_WHAT YOU SHOULD DO_.
Search the material for the word "Shoot" and copy each line that holds it.

╔══

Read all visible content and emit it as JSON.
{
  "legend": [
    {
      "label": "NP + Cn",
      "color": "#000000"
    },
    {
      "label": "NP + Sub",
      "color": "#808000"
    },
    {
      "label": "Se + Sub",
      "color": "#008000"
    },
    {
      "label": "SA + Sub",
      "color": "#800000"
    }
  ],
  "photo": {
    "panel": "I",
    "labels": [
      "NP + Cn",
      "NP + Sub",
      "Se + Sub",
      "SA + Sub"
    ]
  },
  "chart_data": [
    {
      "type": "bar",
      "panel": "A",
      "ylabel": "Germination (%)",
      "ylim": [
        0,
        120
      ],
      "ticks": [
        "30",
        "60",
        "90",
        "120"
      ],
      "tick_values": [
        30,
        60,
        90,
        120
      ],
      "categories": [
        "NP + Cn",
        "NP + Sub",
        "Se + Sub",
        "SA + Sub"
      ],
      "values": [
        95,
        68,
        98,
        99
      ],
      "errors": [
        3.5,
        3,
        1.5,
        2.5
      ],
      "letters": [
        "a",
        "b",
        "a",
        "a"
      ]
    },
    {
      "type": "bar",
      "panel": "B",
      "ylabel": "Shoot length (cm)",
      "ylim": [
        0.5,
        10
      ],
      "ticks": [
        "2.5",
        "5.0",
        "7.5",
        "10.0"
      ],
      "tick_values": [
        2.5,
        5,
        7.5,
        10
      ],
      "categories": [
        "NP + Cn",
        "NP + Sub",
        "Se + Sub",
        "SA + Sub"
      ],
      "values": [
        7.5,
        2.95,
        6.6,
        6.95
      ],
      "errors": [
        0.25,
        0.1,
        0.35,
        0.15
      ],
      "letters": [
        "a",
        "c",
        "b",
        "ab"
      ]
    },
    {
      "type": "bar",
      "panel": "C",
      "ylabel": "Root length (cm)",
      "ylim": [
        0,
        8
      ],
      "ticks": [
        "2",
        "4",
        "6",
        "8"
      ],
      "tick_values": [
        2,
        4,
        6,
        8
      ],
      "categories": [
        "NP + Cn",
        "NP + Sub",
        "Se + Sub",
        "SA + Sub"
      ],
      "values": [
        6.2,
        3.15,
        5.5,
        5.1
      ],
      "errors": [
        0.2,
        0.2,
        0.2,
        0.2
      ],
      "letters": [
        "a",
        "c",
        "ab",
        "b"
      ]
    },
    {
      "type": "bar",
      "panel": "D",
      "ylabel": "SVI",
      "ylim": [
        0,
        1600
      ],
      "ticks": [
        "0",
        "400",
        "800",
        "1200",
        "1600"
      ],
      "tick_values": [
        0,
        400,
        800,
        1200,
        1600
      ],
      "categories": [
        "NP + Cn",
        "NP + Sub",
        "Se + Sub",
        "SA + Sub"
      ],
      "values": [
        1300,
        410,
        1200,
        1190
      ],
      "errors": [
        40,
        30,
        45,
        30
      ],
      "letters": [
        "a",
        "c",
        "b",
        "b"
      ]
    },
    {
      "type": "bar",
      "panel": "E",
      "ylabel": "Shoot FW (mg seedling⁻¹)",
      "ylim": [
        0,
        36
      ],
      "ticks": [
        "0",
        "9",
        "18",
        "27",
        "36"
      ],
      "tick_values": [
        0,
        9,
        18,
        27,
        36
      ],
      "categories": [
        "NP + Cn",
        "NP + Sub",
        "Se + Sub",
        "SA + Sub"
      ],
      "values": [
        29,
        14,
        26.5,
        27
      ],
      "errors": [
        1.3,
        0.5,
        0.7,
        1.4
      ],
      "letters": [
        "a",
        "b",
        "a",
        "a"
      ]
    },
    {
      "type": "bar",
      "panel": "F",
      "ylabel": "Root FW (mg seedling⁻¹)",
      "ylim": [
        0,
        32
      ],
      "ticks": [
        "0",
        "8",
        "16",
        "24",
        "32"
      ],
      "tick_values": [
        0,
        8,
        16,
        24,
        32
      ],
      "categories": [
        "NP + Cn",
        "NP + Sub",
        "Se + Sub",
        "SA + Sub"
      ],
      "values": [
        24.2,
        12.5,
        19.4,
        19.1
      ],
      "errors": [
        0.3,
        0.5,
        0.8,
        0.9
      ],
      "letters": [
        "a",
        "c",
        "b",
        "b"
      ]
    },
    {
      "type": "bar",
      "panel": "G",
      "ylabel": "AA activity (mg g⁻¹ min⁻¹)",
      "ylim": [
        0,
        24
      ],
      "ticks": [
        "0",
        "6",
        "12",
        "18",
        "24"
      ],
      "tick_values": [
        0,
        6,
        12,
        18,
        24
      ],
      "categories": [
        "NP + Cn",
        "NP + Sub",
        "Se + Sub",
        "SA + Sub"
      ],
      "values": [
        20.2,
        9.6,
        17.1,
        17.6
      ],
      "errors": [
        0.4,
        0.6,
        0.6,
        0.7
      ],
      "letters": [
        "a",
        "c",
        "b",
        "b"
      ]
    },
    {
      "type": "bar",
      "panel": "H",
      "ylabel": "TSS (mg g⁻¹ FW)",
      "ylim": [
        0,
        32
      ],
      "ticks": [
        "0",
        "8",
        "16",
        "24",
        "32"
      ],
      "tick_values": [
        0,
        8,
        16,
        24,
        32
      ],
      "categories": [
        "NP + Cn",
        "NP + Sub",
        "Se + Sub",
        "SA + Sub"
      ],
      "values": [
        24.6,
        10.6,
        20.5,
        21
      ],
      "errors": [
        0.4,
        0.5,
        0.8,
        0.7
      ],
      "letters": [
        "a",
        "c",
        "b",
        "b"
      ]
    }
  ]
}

╚══

_RESPONSE TO THE TASK_.
      "ylabel": "Shoot length (cm)",
      "ylabel": "Shoot FW (mg seedling⁻¹)",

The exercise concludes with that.